◆ Given instruction ◆
Tally the lines that hold the word "GOLD" and reply with that figure only.

----- Data entries

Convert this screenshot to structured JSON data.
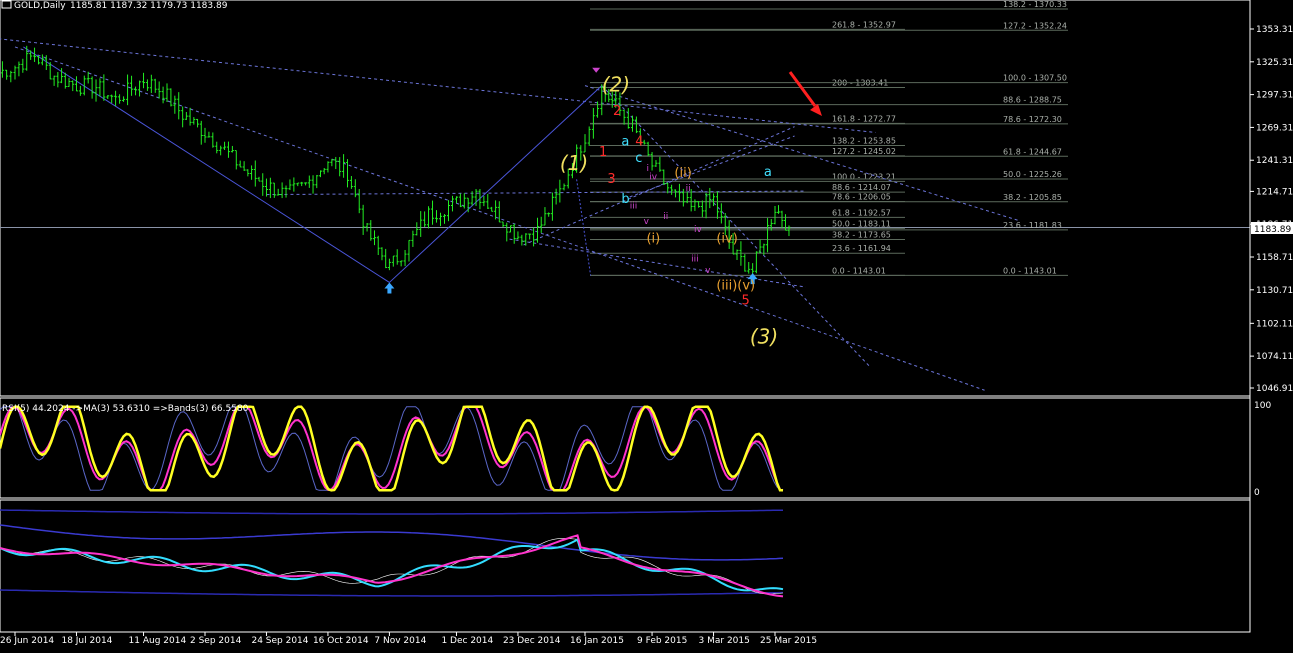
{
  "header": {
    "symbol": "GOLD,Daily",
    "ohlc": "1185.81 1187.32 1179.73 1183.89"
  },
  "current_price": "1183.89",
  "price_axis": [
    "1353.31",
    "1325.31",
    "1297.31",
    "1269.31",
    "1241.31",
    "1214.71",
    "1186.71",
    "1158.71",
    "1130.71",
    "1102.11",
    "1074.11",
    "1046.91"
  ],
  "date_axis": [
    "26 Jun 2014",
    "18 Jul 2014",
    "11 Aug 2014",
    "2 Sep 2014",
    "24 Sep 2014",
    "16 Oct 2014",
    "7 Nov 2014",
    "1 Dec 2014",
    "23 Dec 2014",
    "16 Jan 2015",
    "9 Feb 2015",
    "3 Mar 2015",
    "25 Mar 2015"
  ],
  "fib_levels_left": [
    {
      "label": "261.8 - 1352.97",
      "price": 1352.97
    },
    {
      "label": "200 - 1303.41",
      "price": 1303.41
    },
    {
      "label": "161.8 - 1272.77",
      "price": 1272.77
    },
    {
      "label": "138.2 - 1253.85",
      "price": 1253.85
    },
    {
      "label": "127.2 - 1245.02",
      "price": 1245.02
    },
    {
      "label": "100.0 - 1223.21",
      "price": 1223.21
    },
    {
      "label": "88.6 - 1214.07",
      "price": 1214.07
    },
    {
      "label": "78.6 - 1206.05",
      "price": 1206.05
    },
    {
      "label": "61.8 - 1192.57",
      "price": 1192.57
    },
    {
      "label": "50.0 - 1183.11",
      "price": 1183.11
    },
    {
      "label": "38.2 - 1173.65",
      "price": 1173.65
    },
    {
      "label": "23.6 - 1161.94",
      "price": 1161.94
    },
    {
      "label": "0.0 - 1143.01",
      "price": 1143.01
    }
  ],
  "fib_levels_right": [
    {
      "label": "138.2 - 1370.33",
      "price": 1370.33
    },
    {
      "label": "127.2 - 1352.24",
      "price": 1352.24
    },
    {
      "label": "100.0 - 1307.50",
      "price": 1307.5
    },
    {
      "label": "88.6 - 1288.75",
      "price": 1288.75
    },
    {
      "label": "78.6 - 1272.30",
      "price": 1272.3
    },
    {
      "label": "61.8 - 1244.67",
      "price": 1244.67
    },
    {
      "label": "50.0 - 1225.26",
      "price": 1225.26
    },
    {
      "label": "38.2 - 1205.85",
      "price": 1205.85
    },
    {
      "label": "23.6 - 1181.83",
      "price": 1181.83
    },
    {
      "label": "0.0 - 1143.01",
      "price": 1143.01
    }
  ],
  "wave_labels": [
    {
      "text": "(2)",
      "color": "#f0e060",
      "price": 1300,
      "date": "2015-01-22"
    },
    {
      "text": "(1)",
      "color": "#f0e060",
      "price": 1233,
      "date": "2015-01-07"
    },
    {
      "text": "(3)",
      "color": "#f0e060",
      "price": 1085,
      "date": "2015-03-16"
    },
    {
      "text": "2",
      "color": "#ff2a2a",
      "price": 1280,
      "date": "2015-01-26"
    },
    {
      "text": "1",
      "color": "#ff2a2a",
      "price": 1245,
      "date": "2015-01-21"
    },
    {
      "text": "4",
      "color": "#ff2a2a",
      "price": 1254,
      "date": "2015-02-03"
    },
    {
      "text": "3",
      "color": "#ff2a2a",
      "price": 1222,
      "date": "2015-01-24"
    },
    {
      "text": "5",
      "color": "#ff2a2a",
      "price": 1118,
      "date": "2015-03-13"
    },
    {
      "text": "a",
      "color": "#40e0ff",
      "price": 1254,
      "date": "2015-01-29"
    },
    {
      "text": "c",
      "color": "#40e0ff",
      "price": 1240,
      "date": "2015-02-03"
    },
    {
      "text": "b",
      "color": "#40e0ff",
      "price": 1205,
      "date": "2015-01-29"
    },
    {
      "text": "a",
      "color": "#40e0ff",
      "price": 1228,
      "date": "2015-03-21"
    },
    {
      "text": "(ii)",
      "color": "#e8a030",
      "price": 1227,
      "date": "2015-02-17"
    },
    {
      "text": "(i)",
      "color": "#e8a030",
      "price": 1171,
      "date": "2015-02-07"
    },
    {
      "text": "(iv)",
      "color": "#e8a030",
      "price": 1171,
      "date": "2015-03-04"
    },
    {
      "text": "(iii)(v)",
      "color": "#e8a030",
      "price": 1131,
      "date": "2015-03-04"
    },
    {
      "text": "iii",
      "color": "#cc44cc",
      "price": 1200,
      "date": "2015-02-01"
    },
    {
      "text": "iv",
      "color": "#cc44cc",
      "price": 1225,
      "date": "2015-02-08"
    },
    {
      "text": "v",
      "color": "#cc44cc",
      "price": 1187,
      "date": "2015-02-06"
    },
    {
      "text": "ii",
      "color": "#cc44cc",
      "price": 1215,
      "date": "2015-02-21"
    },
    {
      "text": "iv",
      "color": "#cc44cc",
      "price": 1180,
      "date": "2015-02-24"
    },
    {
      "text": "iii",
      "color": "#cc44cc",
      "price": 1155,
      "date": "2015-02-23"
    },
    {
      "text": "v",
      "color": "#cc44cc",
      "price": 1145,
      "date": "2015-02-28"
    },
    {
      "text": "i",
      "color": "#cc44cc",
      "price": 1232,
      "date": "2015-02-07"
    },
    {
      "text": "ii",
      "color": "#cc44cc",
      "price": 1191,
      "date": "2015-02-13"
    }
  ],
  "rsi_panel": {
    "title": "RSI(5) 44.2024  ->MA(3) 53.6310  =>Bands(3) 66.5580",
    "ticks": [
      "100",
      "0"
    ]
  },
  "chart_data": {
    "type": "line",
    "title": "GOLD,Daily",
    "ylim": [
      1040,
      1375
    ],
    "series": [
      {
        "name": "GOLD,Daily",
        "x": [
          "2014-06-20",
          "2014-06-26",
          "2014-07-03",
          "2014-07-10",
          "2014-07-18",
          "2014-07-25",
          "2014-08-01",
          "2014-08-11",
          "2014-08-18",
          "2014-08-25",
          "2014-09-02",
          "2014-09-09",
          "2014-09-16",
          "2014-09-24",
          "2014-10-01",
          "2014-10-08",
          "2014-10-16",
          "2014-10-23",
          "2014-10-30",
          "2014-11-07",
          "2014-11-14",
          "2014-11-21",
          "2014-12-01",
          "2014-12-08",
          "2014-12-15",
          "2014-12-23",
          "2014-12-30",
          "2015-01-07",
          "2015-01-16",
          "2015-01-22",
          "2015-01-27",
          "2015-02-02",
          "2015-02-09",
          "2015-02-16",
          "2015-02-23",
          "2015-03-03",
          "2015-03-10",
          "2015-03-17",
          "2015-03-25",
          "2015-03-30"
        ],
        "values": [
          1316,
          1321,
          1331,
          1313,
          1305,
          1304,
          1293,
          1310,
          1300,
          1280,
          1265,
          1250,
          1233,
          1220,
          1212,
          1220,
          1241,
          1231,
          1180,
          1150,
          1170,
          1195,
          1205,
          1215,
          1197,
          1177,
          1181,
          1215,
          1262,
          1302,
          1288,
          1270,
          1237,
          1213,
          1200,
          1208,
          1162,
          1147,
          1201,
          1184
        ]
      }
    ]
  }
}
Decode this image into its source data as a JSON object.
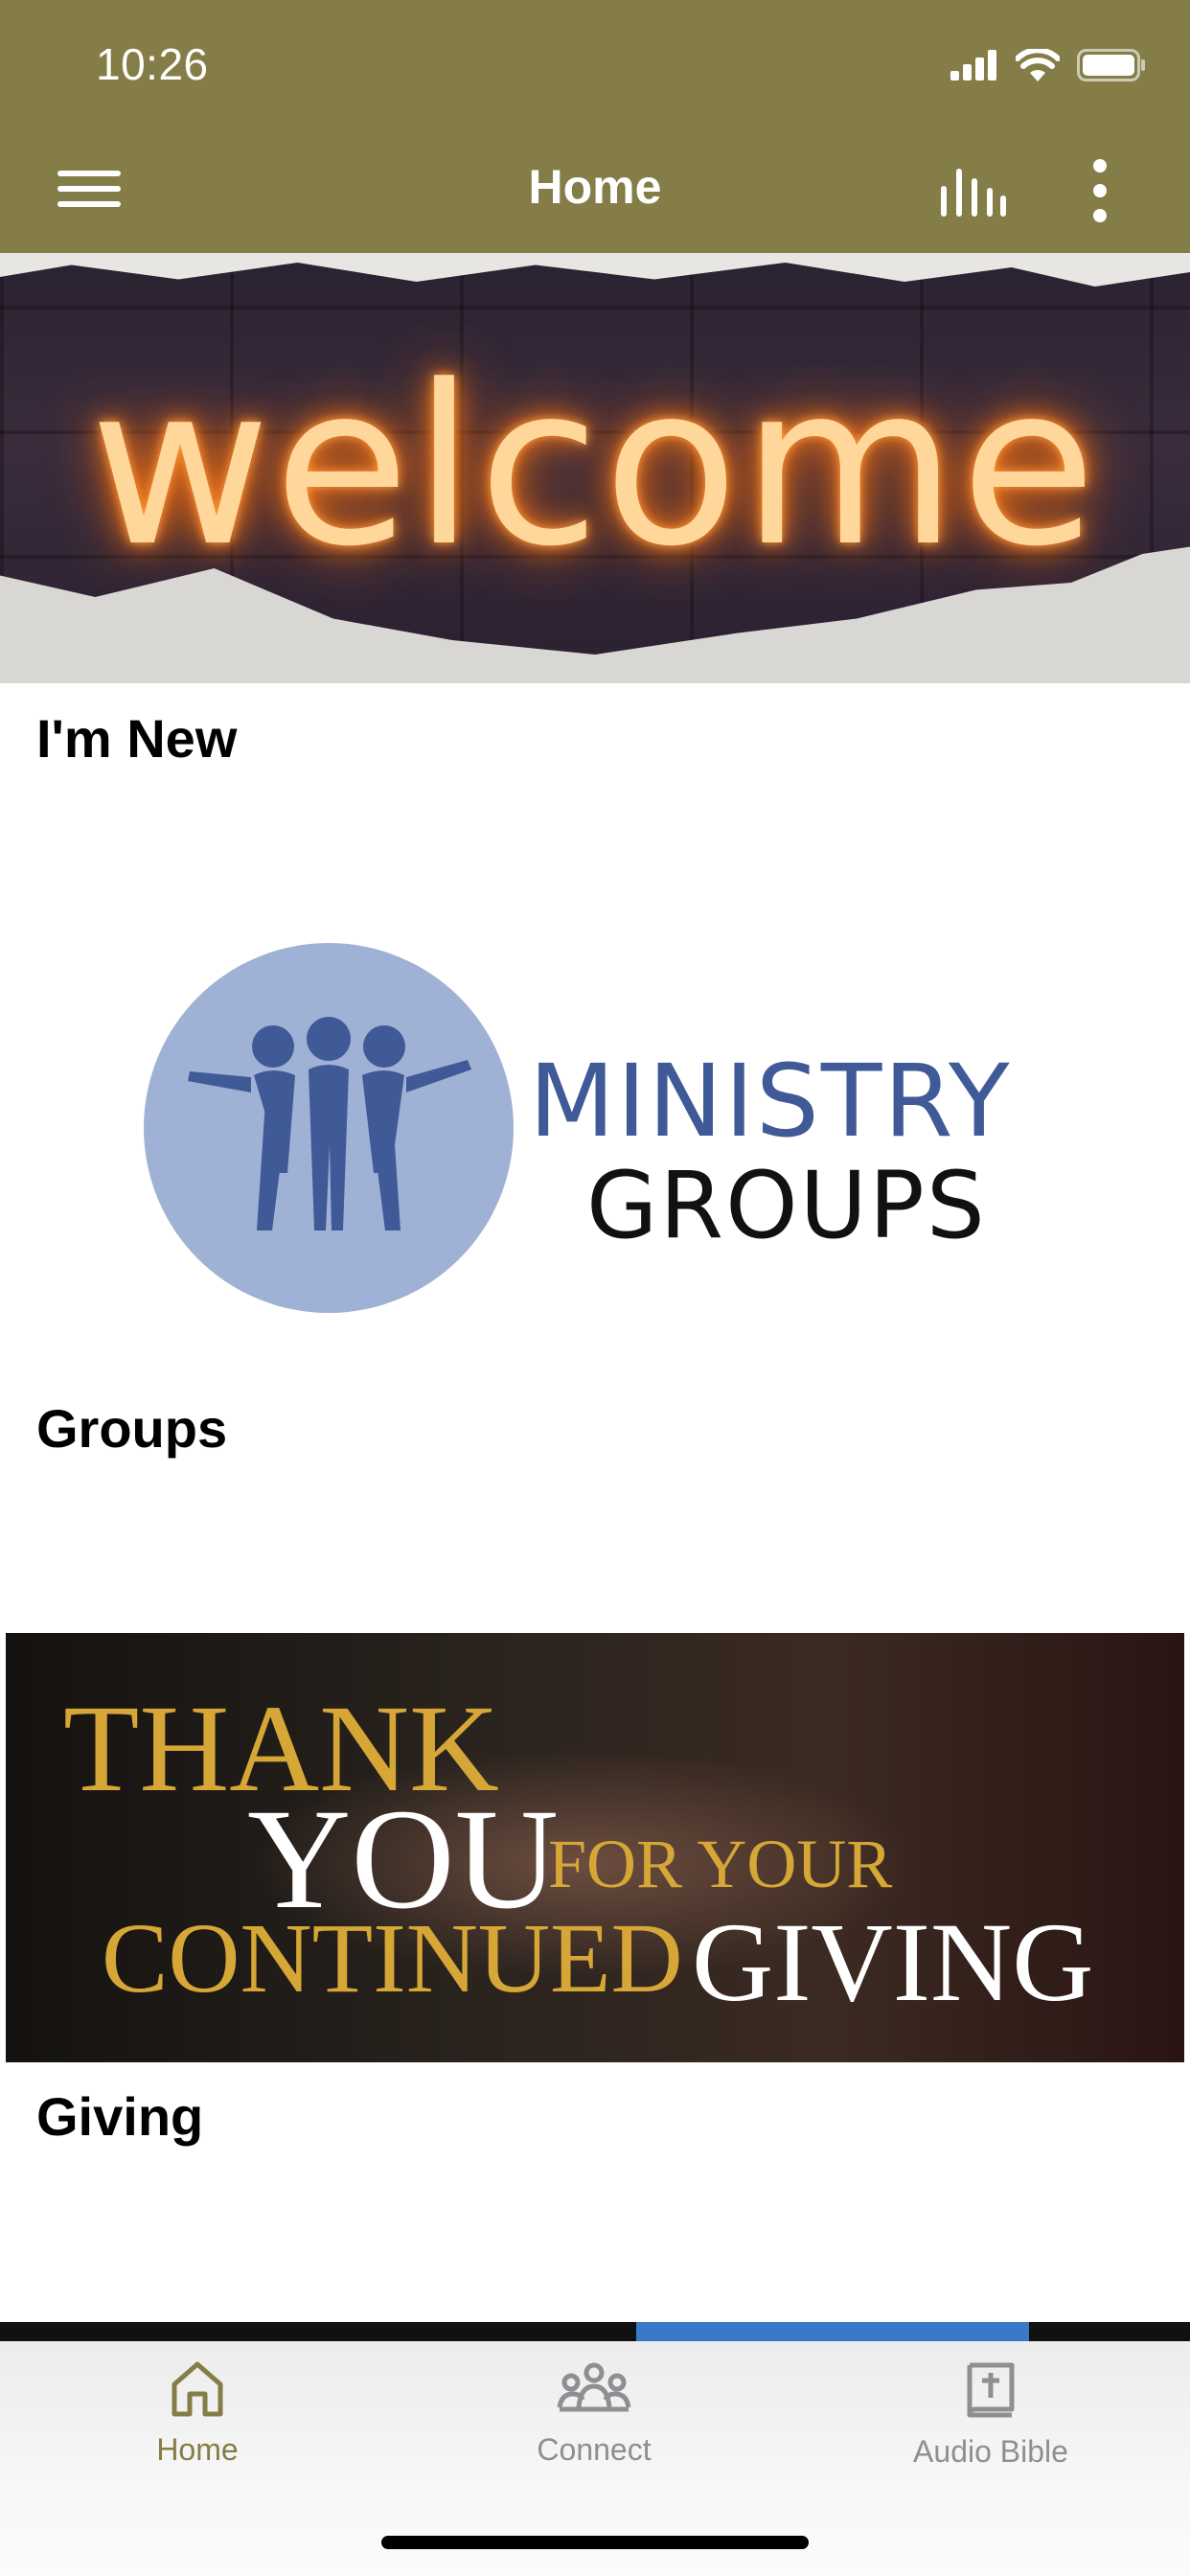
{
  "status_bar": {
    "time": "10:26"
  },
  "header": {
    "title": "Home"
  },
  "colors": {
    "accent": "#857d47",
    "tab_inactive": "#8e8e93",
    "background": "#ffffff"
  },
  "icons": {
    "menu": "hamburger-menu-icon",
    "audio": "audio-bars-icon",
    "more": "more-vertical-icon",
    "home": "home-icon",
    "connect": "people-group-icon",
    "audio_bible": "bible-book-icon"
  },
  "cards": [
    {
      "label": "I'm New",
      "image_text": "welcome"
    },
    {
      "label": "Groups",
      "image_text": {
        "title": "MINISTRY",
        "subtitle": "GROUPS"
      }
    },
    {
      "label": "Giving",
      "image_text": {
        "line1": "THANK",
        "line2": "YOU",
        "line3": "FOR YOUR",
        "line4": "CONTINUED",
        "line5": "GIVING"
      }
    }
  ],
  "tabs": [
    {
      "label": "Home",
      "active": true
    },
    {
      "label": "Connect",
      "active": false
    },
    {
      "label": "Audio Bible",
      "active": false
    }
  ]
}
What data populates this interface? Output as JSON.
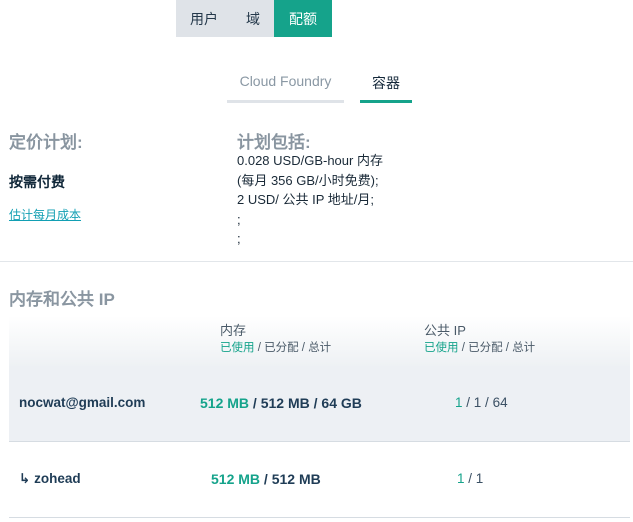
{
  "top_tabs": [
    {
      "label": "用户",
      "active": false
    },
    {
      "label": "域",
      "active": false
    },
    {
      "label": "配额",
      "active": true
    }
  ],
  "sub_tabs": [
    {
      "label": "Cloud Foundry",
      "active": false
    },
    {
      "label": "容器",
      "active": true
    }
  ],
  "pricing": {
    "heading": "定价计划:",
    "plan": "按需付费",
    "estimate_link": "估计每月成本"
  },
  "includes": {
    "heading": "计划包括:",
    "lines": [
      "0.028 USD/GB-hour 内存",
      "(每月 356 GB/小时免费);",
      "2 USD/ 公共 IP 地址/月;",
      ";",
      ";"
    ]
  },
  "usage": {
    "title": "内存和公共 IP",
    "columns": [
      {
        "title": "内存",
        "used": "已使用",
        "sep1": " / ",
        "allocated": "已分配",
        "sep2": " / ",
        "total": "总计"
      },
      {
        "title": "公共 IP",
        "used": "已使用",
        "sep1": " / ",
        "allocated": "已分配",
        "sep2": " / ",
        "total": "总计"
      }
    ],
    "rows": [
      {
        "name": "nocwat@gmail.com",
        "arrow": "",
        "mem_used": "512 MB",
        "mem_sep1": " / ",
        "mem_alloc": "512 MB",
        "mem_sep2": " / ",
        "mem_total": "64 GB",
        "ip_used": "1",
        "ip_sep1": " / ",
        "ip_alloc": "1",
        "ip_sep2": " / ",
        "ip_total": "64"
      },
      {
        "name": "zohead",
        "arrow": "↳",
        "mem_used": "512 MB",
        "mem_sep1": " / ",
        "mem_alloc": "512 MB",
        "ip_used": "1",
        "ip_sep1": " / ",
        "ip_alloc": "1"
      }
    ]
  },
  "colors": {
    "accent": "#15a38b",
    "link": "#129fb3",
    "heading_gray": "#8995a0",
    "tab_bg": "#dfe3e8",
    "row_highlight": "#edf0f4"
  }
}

----------

◆ Exercise result ◆
3